Task goal ::
Extract the listing in its entirety, keeping each line identical to the original.

Records from a data source:
------------------------------
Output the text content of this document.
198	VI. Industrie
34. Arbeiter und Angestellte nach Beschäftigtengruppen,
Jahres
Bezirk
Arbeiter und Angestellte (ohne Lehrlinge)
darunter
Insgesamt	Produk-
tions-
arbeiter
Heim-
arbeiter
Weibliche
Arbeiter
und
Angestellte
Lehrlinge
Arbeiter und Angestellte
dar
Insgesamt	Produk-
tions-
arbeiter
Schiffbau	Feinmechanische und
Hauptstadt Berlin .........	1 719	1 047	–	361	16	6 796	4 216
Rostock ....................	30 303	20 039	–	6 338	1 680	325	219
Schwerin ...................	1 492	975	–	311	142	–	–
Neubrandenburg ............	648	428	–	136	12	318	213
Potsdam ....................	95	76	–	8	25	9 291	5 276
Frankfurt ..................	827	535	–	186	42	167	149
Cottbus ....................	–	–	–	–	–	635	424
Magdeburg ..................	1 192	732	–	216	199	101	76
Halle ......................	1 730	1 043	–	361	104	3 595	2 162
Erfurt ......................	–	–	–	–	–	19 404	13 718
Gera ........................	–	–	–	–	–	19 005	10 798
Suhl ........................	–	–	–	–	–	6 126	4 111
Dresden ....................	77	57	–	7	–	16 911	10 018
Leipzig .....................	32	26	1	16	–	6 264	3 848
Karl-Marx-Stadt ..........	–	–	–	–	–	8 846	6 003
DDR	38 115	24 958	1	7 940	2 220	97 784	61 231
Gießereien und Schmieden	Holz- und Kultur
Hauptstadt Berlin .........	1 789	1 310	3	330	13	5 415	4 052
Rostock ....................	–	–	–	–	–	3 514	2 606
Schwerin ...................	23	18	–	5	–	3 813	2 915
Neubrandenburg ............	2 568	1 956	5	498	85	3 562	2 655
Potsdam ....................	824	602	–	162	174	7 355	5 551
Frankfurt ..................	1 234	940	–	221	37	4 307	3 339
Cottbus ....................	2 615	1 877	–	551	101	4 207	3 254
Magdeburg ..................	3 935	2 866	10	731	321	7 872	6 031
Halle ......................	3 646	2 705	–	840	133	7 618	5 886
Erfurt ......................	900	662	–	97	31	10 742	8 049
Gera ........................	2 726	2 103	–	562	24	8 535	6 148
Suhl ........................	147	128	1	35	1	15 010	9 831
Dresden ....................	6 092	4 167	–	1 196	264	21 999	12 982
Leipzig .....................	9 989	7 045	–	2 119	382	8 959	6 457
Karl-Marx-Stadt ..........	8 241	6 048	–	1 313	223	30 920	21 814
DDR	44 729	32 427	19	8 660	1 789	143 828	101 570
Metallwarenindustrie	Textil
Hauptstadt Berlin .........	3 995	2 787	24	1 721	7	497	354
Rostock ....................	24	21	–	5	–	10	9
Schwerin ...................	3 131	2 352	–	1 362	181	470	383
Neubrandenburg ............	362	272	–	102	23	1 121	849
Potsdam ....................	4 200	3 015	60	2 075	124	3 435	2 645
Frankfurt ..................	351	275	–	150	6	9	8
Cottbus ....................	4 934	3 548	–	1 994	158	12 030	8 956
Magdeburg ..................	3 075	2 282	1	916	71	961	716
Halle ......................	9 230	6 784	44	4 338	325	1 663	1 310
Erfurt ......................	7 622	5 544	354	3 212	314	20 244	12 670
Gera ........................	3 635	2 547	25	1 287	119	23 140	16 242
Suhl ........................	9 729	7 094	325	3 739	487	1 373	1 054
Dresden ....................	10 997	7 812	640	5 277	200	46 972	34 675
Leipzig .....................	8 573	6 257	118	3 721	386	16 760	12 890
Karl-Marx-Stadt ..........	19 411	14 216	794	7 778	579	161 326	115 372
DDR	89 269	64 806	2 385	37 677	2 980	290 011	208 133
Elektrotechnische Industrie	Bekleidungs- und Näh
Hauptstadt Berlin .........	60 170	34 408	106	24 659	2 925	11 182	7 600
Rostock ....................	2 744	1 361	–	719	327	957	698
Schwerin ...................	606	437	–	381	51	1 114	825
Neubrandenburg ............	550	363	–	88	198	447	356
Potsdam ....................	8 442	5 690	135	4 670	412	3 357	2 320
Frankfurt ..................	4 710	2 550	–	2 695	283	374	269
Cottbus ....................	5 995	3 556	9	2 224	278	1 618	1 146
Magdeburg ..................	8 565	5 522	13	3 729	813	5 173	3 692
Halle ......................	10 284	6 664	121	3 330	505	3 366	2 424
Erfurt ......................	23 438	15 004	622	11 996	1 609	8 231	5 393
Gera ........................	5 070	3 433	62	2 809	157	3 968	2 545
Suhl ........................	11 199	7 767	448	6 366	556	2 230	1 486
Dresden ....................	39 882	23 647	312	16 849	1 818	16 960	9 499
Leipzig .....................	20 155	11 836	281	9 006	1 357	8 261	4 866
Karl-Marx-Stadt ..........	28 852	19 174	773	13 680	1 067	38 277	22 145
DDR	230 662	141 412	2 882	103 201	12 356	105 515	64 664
------------------------------
Written solution ::
Output the text content of this document.
198	VI. Industrie
34. Arbeiter und Angestellte nach Beschäftigtengruppen,
Jahres
Bezirk
Arbeiter und Angestellte (ohne Lehrlinge)
darunter
Insgesamt	Produk-
tions-
arbeiter
Heim-
arbeiter
Weibliche
Arbeiter
und
Angestellte
Lehrlinge
Arbeiter und Angestellte
dar
Insgesamt	Produk-
tions-
arbeiter
Schiffbau	Feinmechanische und
Hauptstadt Berlin .........	1 719	1 047	–	361	16	6 796	4 216
Rostock ....................	30 303	20 039	–	6 338	1 680	325	219
Schwerin ...................	1 492	975	–	311	142	–	–
Neubrandenburg ............	648	428	–	136	12	318	213
Potsdam ....................	95	76	–	8	25	9 291	5 276
Frankfurt ..................	827	535	–	186	42	167	149
Cottbus ....................	–	–	–	–	–	635	424
Magdeburg ..................	1 192	732	–	216	199	101	76
Halle ......................	1 730	1 043	–	361	104	3 595	2 162
Erfurt ......................	–	–	–	–	–	19 404	13 718
Gera ........................	–	–	–	–	–	19 005	10 798
Suhl ........................	–	–	–	–	–	6 126	4 111
Dresden ....................	77	57	–	7	–	16 911	10 018
Leipzig .....................	32	26	1	16	–	6 264	3 848
Karl-Marx-Stadt ..........	–	–	–	–	–	8 846	6 003
DDR	38 115	24 958	1	7 940	2 220	97 784	61 231
Gießereien und Schmieden	Holz- und Kultur
Hauptstadt Berlin .........	1 789	1 310	3	330	13	5 415	4 052
Rostock ....................	–	–	–	–	–	3 514	2 606
Schwerin ...................	23	18	–	5	–	3 813	2 915
Neubrandenburg ............	2 568	1 956	5	498	85	3 562	2 655
Potsdam ....................	824	602	–	162	174	7 355	5 551
Frankfurt ..................	1 234	940	–	221	37	4 307	3 339
Cottbus ....................	2 615	1 877	–	551	101	4 207	3 254
Magdeburg ..................	3 935	2 866	10	731	321	7 872	6 031
Halle ......................	3 646	2 705	–	840	133	7 618	5 886
Erfurt ......................	900	662	–	97	31	10 742	8 049
Gera ........................	2 726	2 103	–	562	24	8 535	6 148
Suhl ........................	147	128	1	35	1	15 010	9 831
Dresden ....................	6 092	4 167	–	1 196	264	21 999	12 982
Leipzig .....................	9 989	7 045	–	2 119	382	8 959	6 457
Karl-Marx-Stadt ..........	8 241	6 048	–	1 313	223	30 920	21 814
DDR	44 729	32 427	19	8 660	1 789	143 828	101 570
Metallwarenindustrie	Textil
Hauptstadt Berlin .........	3 995	2 787	24	1 721	7	497	354
Rostock ....................	24	21	–	5	–	10	9
Schwerin ...................	3 131	2 352	–	1 362	181	470	383
Neubrandenburg ............	362	272	–	102	23	1 121	849
Potsdam ....................	4 200	3 015	60	2 075	124	3 435	2 645
Frankfurt ..................	351	275	–	150	6	9	8
Cottbus ....................	4 934	3 548	–	1 994	158	12 030	8 956
Magdeburg ..................	3 075	2 282	1	916	71	961	716
Halle ......................	9 230	6 784	44	4 338	325	1 663	1 310
Erfurt ......................	7 622	5 544	354	3 212	314	20 244	12 670
Gera ........................	3 635	2 547	25	1 287	119	23 140	16 242
Suhl ........................	9 729	7 094	325	3 739	487	1 373	1 054
Dresden ....................	10 997	7 812	640	5 277	200	46 972	34 675
Leipzig .....................	8 573	6 257	118	3 721	386	16 760	12 890
Karl-Marx-Stadt ..........	19 411	14 216	794	7 778	579	161 326	115 372
DDR	89 269	64 806	2 385	37 677	2 980	290 011	208 133
Elektrotechnische Industrie	Bekleidungs- und Näh
Hauptstadt Berlin .........	60 170	34 408	106	24 659	2 925	11 182	7 600
Rostock ....................	2 744	1 361	–	719	327	957	698
Schwerin ...................	606	437	–	381	51	1 114	825
Neubrandenburg ............	550	363	–	88	198	447	356
Potsdam ....................	8 442	5 690	135	4 670	412	3 357	2 320
Frankfurt ..................	4 710	2 550	–	2 695	283	374	269
Cottbus ....................	5 995	3 556	9	2 224	278	1 618	1 146
Magdeburg ..................	8 565	5 522	13	3 729	813	5 173	3 692
Halle ......................	10 284	6 664	121	3 330	505	3 366	2 424
Erfurt ......................	23 438	15 004	622	11 996	1 609	8 231	5 393
Gera ........................	5 070	3 433	62	2 809	157	3 968	2 545
Suhl ........................	11 199	7 767	448	6 366	556	2 230	1 486
Dresden ....................	39 882	23 647	312	16 849	1 818	16 960	9 499
Leipzig .....................	20 155	11 836	281	9 006	1 357	8 261	4 866
Karl-Marx-Stadt ..........	28 852	19 174	773	13 680	1 067	38 277	22 145
DDR	230 662	141 412	2 882	103 201	12 356	105 515	64 664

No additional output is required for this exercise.